## DIRECTIONS FOR THIS TASK
Exclude the pictures and retype the entries as written.

## Items from a dataset
#####

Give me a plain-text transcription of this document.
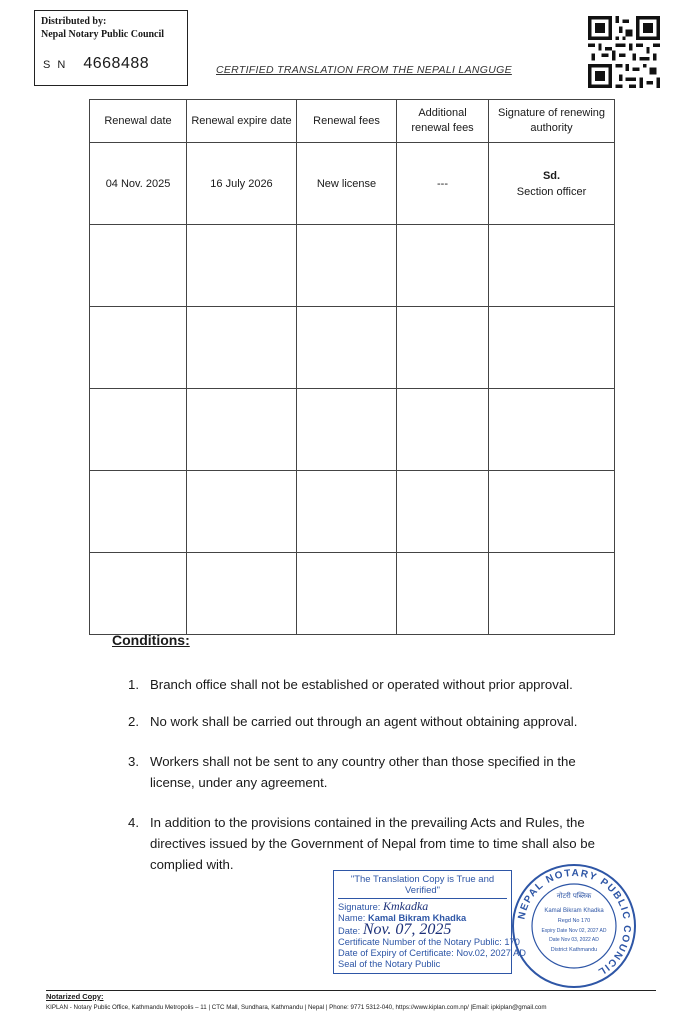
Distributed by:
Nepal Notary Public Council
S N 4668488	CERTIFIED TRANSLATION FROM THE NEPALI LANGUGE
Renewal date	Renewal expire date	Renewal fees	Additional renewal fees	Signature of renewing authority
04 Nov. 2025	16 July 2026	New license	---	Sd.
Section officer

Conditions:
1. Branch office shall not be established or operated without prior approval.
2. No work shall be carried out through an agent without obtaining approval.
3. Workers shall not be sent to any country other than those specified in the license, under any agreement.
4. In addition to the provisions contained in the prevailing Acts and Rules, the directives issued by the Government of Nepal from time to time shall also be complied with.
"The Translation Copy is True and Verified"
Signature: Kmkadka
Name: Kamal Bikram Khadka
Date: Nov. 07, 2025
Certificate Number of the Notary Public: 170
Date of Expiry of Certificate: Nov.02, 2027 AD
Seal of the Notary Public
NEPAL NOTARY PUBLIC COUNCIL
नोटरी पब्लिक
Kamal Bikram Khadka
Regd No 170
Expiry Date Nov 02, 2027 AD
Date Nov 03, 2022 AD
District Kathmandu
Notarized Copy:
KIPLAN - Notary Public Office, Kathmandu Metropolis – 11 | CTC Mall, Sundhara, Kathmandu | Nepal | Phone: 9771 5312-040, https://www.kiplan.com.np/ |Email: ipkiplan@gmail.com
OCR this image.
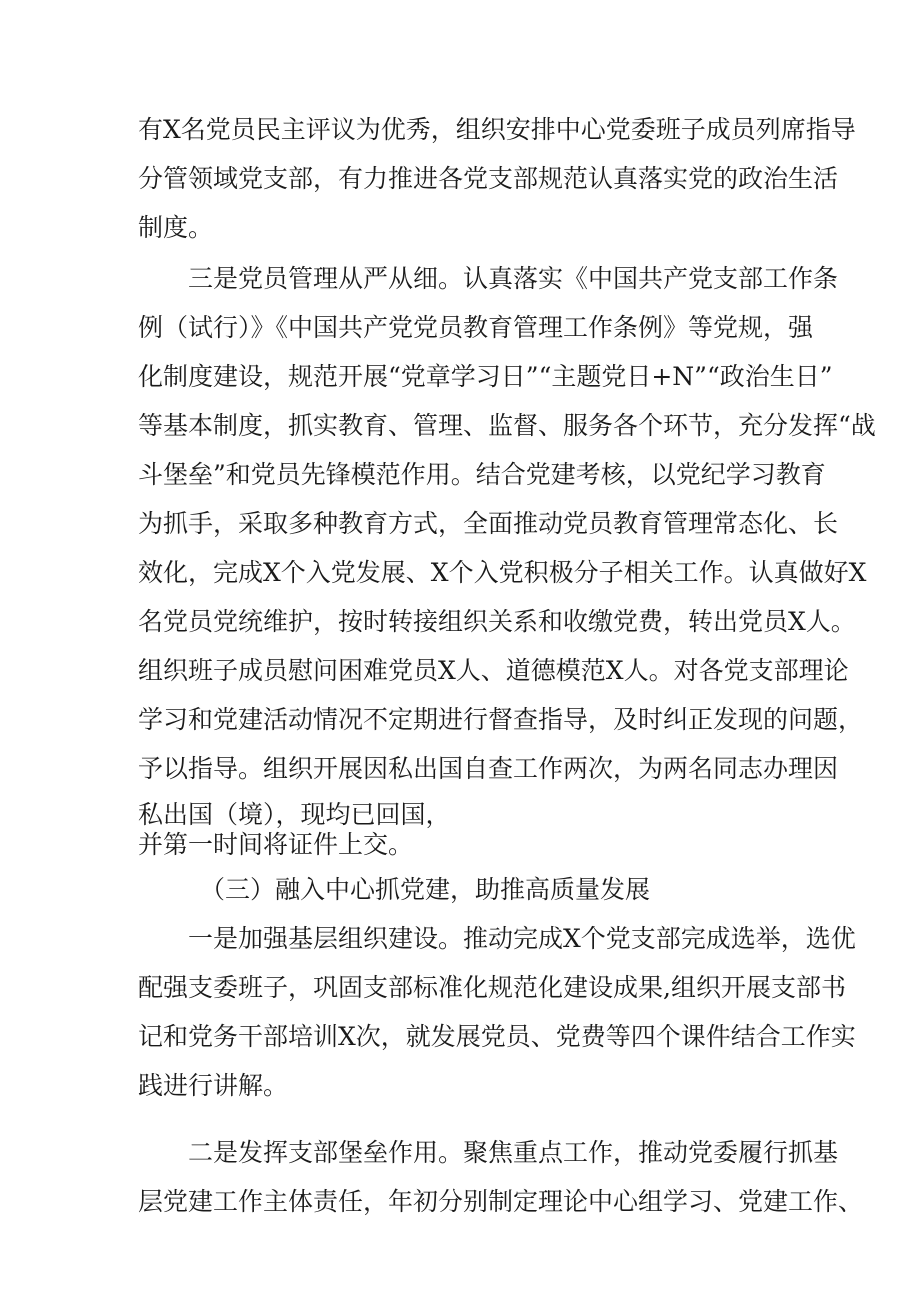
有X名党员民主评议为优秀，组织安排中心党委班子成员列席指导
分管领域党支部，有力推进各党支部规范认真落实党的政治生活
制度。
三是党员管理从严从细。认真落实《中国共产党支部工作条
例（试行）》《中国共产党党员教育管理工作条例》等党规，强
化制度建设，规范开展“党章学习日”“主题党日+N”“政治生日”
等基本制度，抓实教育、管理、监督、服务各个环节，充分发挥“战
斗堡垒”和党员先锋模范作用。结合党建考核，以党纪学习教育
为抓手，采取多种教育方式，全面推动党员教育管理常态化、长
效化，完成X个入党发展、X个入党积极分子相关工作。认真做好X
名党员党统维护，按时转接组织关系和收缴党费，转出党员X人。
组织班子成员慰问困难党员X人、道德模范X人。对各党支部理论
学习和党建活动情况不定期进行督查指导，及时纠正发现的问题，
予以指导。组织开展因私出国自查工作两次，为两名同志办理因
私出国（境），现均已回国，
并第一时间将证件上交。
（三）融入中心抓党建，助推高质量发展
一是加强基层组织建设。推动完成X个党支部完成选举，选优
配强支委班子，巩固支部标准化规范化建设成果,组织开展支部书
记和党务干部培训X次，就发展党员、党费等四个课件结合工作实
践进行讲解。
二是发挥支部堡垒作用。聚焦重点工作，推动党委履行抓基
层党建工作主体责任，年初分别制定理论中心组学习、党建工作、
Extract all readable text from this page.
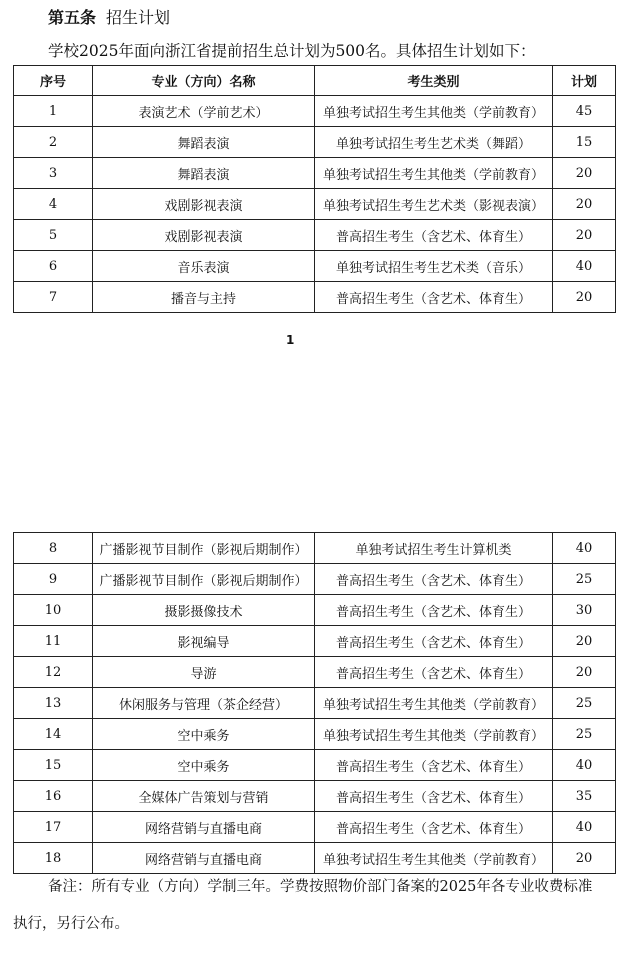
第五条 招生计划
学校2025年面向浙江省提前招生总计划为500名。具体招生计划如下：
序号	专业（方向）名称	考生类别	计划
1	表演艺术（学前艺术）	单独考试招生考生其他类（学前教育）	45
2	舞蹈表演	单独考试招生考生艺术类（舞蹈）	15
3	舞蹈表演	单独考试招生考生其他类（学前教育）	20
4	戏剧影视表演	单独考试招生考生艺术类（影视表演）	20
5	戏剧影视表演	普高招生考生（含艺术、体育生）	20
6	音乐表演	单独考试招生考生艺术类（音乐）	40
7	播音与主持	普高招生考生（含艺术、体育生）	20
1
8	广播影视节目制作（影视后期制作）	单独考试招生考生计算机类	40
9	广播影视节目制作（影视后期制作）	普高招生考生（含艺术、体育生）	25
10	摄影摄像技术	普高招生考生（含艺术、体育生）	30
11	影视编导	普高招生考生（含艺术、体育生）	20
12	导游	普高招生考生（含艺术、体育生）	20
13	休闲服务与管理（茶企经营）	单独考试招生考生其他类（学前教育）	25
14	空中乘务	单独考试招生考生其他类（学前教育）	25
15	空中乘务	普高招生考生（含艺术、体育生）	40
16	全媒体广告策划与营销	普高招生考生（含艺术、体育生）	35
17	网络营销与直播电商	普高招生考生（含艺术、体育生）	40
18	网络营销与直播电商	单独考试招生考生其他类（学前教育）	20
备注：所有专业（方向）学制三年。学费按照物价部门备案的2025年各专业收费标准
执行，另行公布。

#####

## COMPLETE OUTPUT
Give me a plain-text transcription of this document.
Distributed by:
Nepal Notary Public Council
S N 4668488	CERTIFIED TRANSLATION FROM THE NEPALI LANGUGE
Renewal date	Renewal expire date	Renewal fees	Additional renewal fees	Signature of renewing authority
04 Nov. 2025	16 July 2026	New license	---	Sd.
Section officer

Conditions:
1. Branch office shall not be established or operated without prior approval.
2. No work shall be carried out through an agent without obtaining approval.
3. Workers shall not be sent to any country other than those specified in the license, under any agreement.
4. In addition to the provisions contained in the prevailing Acts and Rules, the directives issued by the Government of Nepal from time to time shall also be complied with.
"The Translation Copy is True and Verified"
Signature: Kmkadka
Name: Kamal Bikram Khadka
Date: Nov. 07, 2025
Certificate Number of the Notary Public: 170
Date of Expiry of Certificate: Nov.02, 2027 AD
Seal of the Notary Public
NEPAL NOTARY PUBLIC COUNCIL
नोटरी पब्लिक
Kamal Bikram Khadka
Regd No 170
Expiry Date Nov 02, 2027 AD
Date Nov 03, 2022 AD
District Kathmandu
Notarized Copy:
KIPLAN - Notary Public Office, Kathmandu Metropolis – 11 | CTC Mall, Sundhara, Kathmandu | Nepal | Phone: 9771 5312-040, https://www.kiplan.com.np/ |Email: ipkiplan@gmail.com
OCR this image.
有X名党员民主评议为优秀，组织安排中心党委班子成员列席指导
分管领域党支部，有力推进各党支部规范认真落实党的政治生活
制度。
三是党员管理从严从细。认真落实《中国共产党支部工作条
例（试行）》《中国共产党党员教育管理工作条例》等党规，强
化制度建设，规范开展“党章学习日”“主题党日+N”“政治生日”
等基本制度，抓实教育、管理、监督、服务各个环节，充分发挥“战
斗堡垒”和党员先锋模范作用。结合党建考核，以党纪学习教育
为抓手，采取多种教育方式，全面推动党员教育管理常态化、长
效化，完成X个入党发展、X个入党积极分子相关工作。认真做好X
名党员党统维护，按时转接组织关系和收缴党费，转出党员X人。
组织班子成员慰问困难党员X人、道德模范X人。对各党支部理论
学习和党建活动情况不定期进行督查指导，及时纠正发现的问题，
予以指导。组织开展因私出国自查工作两次，为两名同志办理因
私出国（境），现均已回国，
并第一时间将证件上交。
（三）融入中心抓党建，助推高质量发展
一是加强基层组织建设。推动完成X个党支部完成选举，选优
配强支委班子，巩固支部标准化规范化建设成果,组织开展支部书
记和党务干部培训X次，就发展党员、党费等四个课件结合工作实
践进行讲解。
二是发挥支部堡垒作用。聚焦重点工作，推动党委履行抓基
层党建工作主体责任，年初分别制定理论中心组学习、党建工作、
Extract all readable text from this page.
第五条 招生计划
学校2025年面向浙江省提前招生总计划为500名。具体招生计划如下：
序号	专业（方向）名称	考生类别	计划
1	表演艺术（学前艺术）	单独考试招生考生其他类（学前教育）	45
2	舞蹈表演	单独考试招生考生艺术类（舞蹈）	15
3	舞蹈表演	单独考试招生考生其他类（学前教育）	20
4	戏剧影视表演	单独考试招生考生艺术类（影视表演）	20
5	戏剧影视表演	普高招生考生（含艺术、体育生）	20
6	音乐表演	单独考试招生考生艺术类（音乐）	40
7	播音与主持	普高招生考生（含艺术、体育生）	20
1
8	广播影视节目制作（影视后期制作）	单独考试招生考生计算机类	40
9	广播影视节目制作（影视后期制作）	普高招生考生（含艺术、体育生）	25
10	摄影摄像技术	普高招生考生（含艺术、体育生）	30
11	影视编导	普高招生考生（含艺术、体育生）	20
12	导游	普高招生考生（含艺术、体育生）	20
13	休闲服务与管理（茶企经营）	单独考试招生考生其他类（学前教育）	25
14	空中乘务	单独考试招生考生其他类（学前教育）	25
15	空中乘务	普高招生考生（含艺术、体育生）	40
16	全媒体广告策划与营销	普高招生考生（含艺术、体育生）	35
17	网络营销与直播电商	普高招生考生（含艺术、体育生）	40
18	网络营销与直播电商	单独考试招生考生其他类（学前教育）	20
备注：所有专业（方向）学制三年。学费按照物价部门备案的2025年各专业收费标准
执行，另行公布。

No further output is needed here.